● **Goal**
Repeat, word for word, every line from the line holding "Serialize everything readable" through the final line of the entries below. Skip all pictures.

● **Data extract**

________________

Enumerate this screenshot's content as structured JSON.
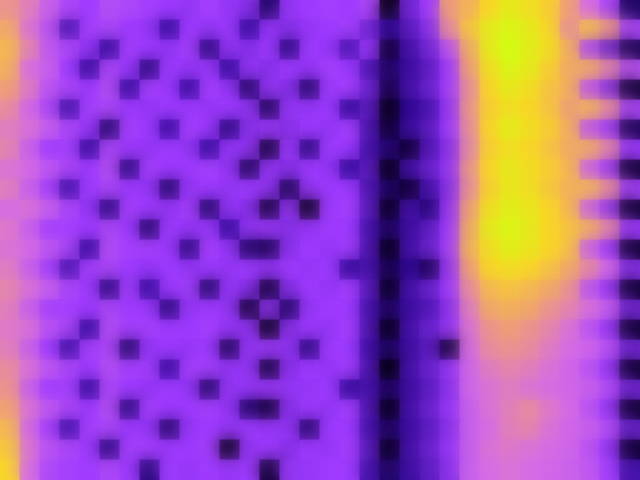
{
  "chart_data": {
    "type": "heatmap",
    "tick_labels": false,
    "grid": false,
    "color_range": [
      0,
      100
    ],
    "cells": [
      [
        72,
        66,
        55,
        45,
        40,
        48,
        45,
        42,
        40,
        38,
        42,
        38,
        35,
        10,
        38,
        40,
        42,
        40,
        45,
        2,
        30,
        40,
        75,
        80,
        90,
        95,
        92,
        88,
        75,
        60,
        45,
        10
      ],
      [
        78,
        62,
        50,
        20,
        42,
        45,
        40,
        38,
        15,
        40,
        38,
        40,
        15,
        38,
        35,
        38,
        40,
        42,
        30,
        15,
        25,
        35,
        70,
        85,
        95,
        98,
        95,
        90,
        70,
        85,
        75,
        45
      ],
      [
        82,
        68,
        52,
        45,
        38,
        15,
        42,
        40,
        38,
        42,
        12,
        38,
        35,
        40,
        12,
        40,
        38,
        20,
        40,
        5,
        20,
        30,
        50,
        78,
        95,
        100,
        96,
        92,
        80,
        45,
        30,
        8
      ],
      [
        80,
        60,
        55,
        40,
        15,
        45,
        40,
        12,
        40,
        38,
        40,
        15,
        38,
        35,
        40,
        38,
        42,
        40,
        22,
        10,
        18,
        25,
        40,
        75,
        92,
        98,
        95,
        88,
        78,
        80,
        70,
        50
      ],
      [
        75,
        65,
        50,
        45,
        40,
        48,
        15,
        42,
        40,
        15,
        42,
        38,
        10,
        38,
        35,
        10,
        40,
        42,
        30,
        8,
        20,
        28,
        42,
        70,
        90,
        95,
        92,
        85,
        80,
        50,
        35,
        5
      ],
      [
        70,
        58,
        45,
        18,
        42,
        45,
        40,
        38,
        40,
        40,
        38,
        40,
        38,
        8,
        38,
        38,
        40,
        15,
        25,
        2,
        15,
        20,
        38,
        72,
        88,
        92,
        90,
        85,
        75,
        82,
        72,
        45
      ],
      [
        65,
        62,
        55,
        45,
        40,
        10,
        42,
        40,
        15,
        42,
        40,
        12,
        35,
        40,
        35,
        40,
        38,
        42,
        22,
        5,
        18,
        25,
        40,
        70,
        90,
        96,
        92,
        88,
        80,
        50,
        40,
        8
      ],
      [
        68,
        55,
        40,
        42,
        15,
        45,
        40,
        38,
        40,
        38,
        15,
        38,
        38,
        5,
        40,
        12,
        40,
        40,
        20,
        12,
        5,
        22,
        35,
        68,
        88,
        92,
        90,
        85,
        78,
        80,
        70,
        40
      ],
      [
        62,
        60,
        52,
        45,
        40,
        48,
        12,
        42,
        40,
        40,
        42,
        38,
        8,
        38,
        35,
        40,
        38,
        15,
        25,
        2,
        20,
        28,
        38,
        72,
        90,
        95,
        92,
        88,
        82,
        55,
        40,
        5
      ],
      [
        66,
        55,
        42,
        18,
        40,
        45,
        40,
        38,
        10,
        38,
        40,
        38,
        40,
        38,
        8,
        38,
        40,
        40,
        22,
        10,
        5,
        20,
        35,
        70,
        88,
        94,
        92,
        86,
        80,
        82,
        72,
        42
      ],
      [
        60,
        62,
        55,
        45,
        38,
        12,
        42,
        40,
        38,
        42,
        10,
        38,
        35,
        5,
        38,
        2,
        40,
        42,
        25,
        3,
        20,
        12,
        38,
        75,
        92,
        96,
        94,
        90,
        82,
        55,
        38,
        5
      ],
      [
        64,
        55,
        42,
        42,
        40,
        45,
        40,
        10,
        40,
        38,
        40,
        15,
        38,
        40,
        35,
        38,
        40,
        40,
        20,
        10,
        18,
        25,
        40,
        78,
        95,
        98,
        95,
        90,
        85,
        80,
        70,
        40
      ],
      [
        62,
        60,
        52,
        45,
        15,
        48,
        42,
        42,
        40,
        12,
        42,
        38,
        10,
        8,
        35,
        40,
        38,
        42,
        22,
        2,
        20,
        28,
        42,
        80,
        92,
        96,
        94,
        90,
        85,
        55,
        40,
        5
      ],
      [
        65,
        55,
        42,
        20,
        42,
        45,
        40,
        38,
        40,
        38,
        40,
        38,
        40,
        38,
        40,
        38,
        40,
        15,
        20,
        8,
        15,
        8,
        38,
        75,
        90,
        92,
        90,
        85,
        78,
        70,
        60,
        35
      ],
      [
        68,
        62,
        55,
        45,
        40,
        12,
        42,
        15,
        40,
        42,
        10,
        38,
        35,
        5,
        35,
        40,
        38,
        42,
        25,
        3,
        20,
        28,
        40,
        70,
        82,
        85,
        82,
        78,
        72,
        50,
        38,
        5
      ],
      [
        66,
        55,
        42,
        42,
        40,
        45,
        40,
        40,
        12,
        38,
        40,
        38,
        5,
        38,
        10,
        38,
        40,
        40,
        20,
        10,
        18,
        22,
        35,
        65,
        78,
        80,
        78,
        72,
        68,
        62,
        55,
        30
      ],
      [
        64,
        62,
        50,
        45,
        15,
        48,
        42,
        42,
        40,
        40,
        42,
        38,
        38,
        2,
        35,
        40,
        38,
        42,
        22,
        2,
        20,
        28,
        38,
        62,
        72,
        75,
        72,
        68,
        62,
        50,
        38,
        5
      ],
      [
        66,
        55,
        40,
        18,
        42,
        45,
        10,
        38,
        40,
        38,
        40,
        8,
        38,
        40,
        38,
        12,
        40,
        40,
        18,
        10,
        18,
        25,
        5,
        60,
        70,
        72,
        70,
        65,
        60,
        58,
        50,
        30
      ],
      [
        70,
        62,
        52,
        45,
        40,
        48,
        42,
        42,
        15,
        42,
        42,
        38,
        38,
        5,
        35,
        40,
        38,
        42,
        22,
        0,
        20,
        28,
        38,
        58,
        65,
        68,
        66,
        62,
        58,
        50,
        38,
        5
      ],
      [
        72,
        55,
        40,
        42,
        15,
        45,
        40,
        38,
        40,
        38,
        10,
        38,
        38,
        40,
        38,
        38,
        40,
        15,
        20,
        10,
        18,
        25,
        35,
        58,
        62,
        65,
        62,
        60,
        58,
        55,
        48,
        30
      ],
      [
        76,
        62,
        52,
        45,
        40,
        48,
        12,
        42,
        40,
        40,
        42,
        38,
        10,
        5,
        35,
        40,
        38,
        42,
        22,
        2,
        20,
        28,
        38,
        55,
        62,
        66,
        70,
        64,
        60,
        50,
        38,
        5
      ],
      [
        82,
        58,
        42,
        18,
        42,
        45,
        40,
        38,
        10,
        38,
        40,
        38,
        40,
        38,
        38,
        10,
        40,
        40,
        20,
        10,
        18,
        25,
        35,
        55,
        60,
        66,
        68,
        62,
        58,
        55,
        48,
        28
      ],
      [
        86,
        62,
        50,
        45,
        40,
        12,
        42,
        42,
        40,
        40,
        42,
        2,
        38,
        40,
        35,
        40,
        38,
        42,
        25,
        3,
        20,
        28,
        38,
        55,
        62,
        64,
        62,
        60,
        58,
        50,
        38,
        5
      ],
      [
        90,
        60,
        45,
        42,
        40,
        45,
        40,
        12,
        40,
        38,
        40,
        38,
        40,
        5,
        38,
        38,
        40,
        40,
        20,
        10,
        18,
        25,
        35,
        55,
        60,
        62,
        60,
        58,
        56,
        52,
        42,
        20
      ]
    ]
  }
}
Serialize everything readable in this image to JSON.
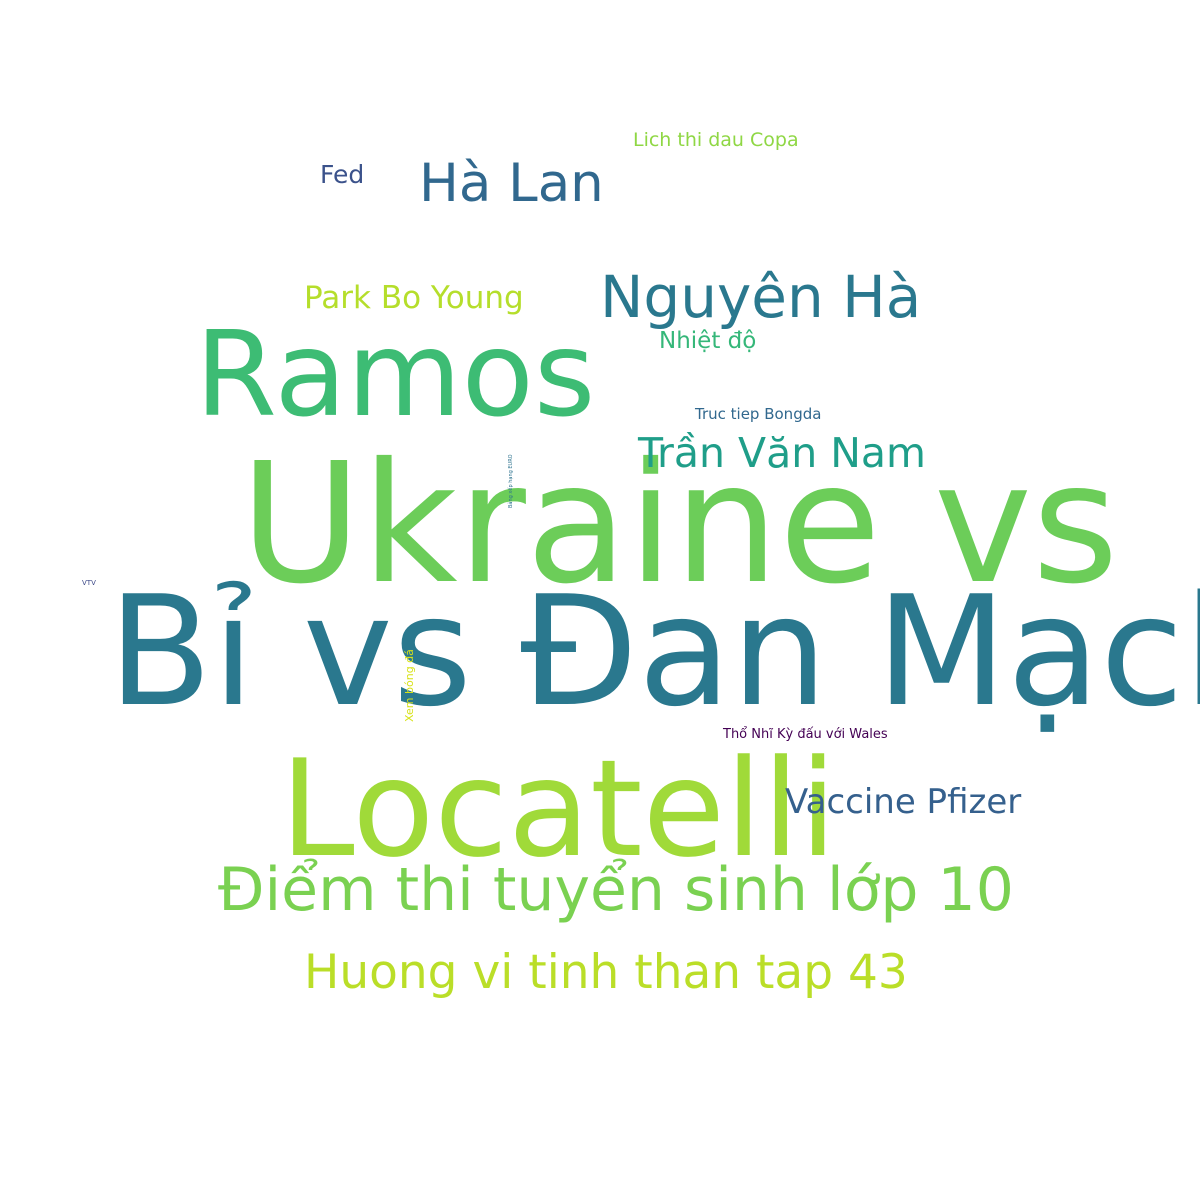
{
  "words": [
    {
      "text": "Ukraine vs",
      "color": "#6ccd59"
    },
    {
      "text": "Bỉ vs Đan Mạch",
      "color": "#2a788e"
    },
    {
      "text": "Locatelli",
      "color": "#a0da39"
    },
    {
      "text": "Ramos",
      "color": "#3dbc74"
    },
    {
      "text": "Điểm thi tuyển sinh lớp 10",
      "color": "#7ad151"
    },
    {
      "text": "Huong vi tinh than tap 43",
      "color": "#bade28"
    },
    {
      "text": "Nguyên Hà",
      "color": "#2a788e"
    },
    {
      "text": "Hà Lan",
      "color": "#31688e"
    },
    {
      "text": "Trần Văn Nam",
      "color": "#1f9e89"
    },
    {
      "text": "Vaccine Pfizer",
      "color": "#35608d"
    },
    {
      "text": "Park Bo Young",
      "color": "#b5de2b"
    },
    {
      "text": "Nhiệt độ",
      "color": "#35b779"
    },
    {
      "text": "Fed",
      "color": "#3b528b"
    },
    {
      "text": "Lich thi dau Copa",
      "color": "#8fd744"
    },
    {
      "text": "Truc tiep Bongda",
      "color": "#31688e"
    },
    {
      "text": "Thổ Nhĩ Kỳ đấu với Wales",
      "color": "#440154"
    },
    {
      "text": "VTV",
      "color": "#3e4a89"
    },
    {
      "text": "Xem bóng đá",
      "color": "#d8e219"
    },
    {
      "text": "Bảng xếp hạng EURO",
      "color": "#2c728e"
    }
  ]
}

________________

● **Output**
Serialize everything readable in this image to JSON.
{
  "words": [
    {
      "text": "Ukraine vs",
      "color": "#6ccd59"
    },
    {
      "text": "Bỉ vs Đan Mạch",
      "color": "#2a788e"
    },
    {
      "text": "Locatelli",
      "color": "#a0da39"
    },
    {
      "text": "Ramos",
      "color": "#3dbc74"
    },
    {
      "text": "Điểm thi tuyển sinh lớp 10",
      "color": "#7ad151"
    },
    {
      "text": "Huong vi tinh than tap 43",
      "color": "#bade28"
    },
    {
      "text": "Nguyên Hà",
      "color": "#2a788e"
    },
    {
      "text": "Hà Lan",
      "color": "#31688e"
    },
    {
      "text": "Trần Văn Nam",
      "color": "#1f9e89"
    },
    {
      "text": "Vaccine Pfizer",
      "color": "#35608d"
    },
    {
      "text": "Park Bo Young",
      "color": "#b5de2b"
    },
    {
      "text": "Nhiệt độ",
      "color": "#35b779"
    },
    {
      "text": "Fed",
      "color": "#3b528b"
    },
    {
      "text": "Lich thi dau Copa",
      "color": "#8fd744"
    },
    {
      "text": "Truc tiep Bongda",
      "color": "#31688e"
    },
    {
      "text": "Thổ Nhĩ Kỳ đấu với Wales",
      "color": "#440154"
    },
    {
      "text": "VTV",
      "color": "#3e4a89"
    },
    {
      "text": "Xem bóng đá",
      "color": "#d8e219"
    },
    {
      "text": "Bảng xếp hạng EURO",
      "color": "#2c728e"
    }
  ]
}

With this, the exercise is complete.